## Set exercise
Read the records and gather each line that includes "明日方舟".

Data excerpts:
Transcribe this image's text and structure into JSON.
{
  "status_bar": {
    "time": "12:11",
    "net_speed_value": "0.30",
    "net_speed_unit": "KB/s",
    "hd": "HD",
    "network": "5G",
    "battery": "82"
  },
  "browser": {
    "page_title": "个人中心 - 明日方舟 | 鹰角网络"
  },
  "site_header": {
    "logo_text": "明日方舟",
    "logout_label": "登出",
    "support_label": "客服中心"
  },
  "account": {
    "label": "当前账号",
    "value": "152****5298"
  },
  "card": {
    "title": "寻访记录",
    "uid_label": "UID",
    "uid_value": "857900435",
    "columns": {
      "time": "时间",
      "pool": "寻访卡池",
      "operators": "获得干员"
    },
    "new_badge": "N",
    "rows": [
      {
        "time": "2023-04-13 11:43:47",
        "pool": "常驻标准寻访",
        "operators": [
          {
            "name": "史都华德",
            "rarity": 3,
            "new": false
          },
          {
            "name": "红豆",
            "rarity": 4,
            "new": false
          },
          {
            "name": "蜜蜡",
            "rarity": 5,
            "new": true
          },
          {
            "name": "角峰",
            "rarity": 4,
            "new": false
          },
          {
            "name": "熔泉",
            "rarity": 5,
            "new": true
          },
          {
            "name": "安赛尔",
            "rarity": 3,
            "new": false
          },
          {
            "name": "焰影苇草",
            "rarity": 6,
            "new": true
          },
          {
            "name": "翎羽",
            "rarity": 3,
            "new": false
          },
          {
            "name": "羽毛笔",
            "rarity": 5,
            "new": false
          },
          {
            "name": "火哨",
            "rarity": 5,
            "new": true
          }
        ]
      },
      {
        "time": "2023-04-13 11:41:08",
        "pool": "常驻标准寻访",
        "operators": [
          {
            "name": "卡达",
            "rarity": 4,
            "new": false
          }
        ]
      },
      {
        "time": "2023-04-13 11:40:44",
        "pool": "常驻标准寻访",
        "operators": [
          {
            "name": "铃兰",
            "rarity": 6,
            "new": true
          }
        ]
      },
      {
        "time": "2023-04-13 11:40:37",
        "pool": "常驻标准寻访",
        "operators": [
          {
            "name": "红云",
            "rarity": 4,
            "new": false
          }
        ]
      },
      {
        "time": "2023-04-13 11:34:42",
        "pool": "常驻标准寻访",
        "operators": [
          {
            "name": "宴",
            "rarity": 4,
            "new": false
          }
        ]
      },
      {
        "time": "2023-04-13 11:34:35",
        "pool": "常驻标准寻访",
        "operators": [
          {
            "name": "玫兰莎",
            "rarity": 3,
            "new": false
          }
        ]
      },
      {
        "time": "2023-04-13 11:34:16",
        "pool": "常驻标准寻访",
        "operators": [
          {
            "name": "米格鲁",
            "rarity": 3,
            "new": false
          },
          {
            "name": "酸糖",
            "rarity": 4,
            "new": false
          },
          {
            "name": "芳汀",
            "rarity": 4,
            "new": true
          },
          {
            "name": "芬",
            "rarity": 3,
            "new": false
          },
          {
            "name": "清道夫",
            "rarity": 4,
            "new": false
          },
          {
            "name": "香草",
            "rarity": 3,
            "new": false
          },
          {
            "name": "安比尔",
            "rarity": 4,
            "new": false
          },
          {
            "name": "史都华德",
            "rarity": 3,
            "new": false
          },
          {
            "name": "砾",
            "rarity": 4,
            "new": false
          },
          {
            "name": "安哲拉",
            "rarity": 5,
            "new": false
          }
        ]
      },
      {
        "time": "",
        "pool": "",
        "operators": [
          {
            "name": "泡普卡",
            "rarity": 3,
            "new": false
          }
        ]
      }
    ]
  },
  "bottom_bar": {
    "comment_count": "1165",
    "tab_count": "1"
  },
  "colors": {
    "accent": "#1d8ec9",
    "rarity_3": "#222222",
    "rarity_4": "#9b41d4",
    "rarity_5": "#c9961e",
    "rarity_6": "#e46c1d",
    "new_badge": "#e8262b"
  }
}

## Response to this task
    "page_title": "个人中心 - 明日方舟 | 鹰角网络"
    "logo_text": "明日方舟",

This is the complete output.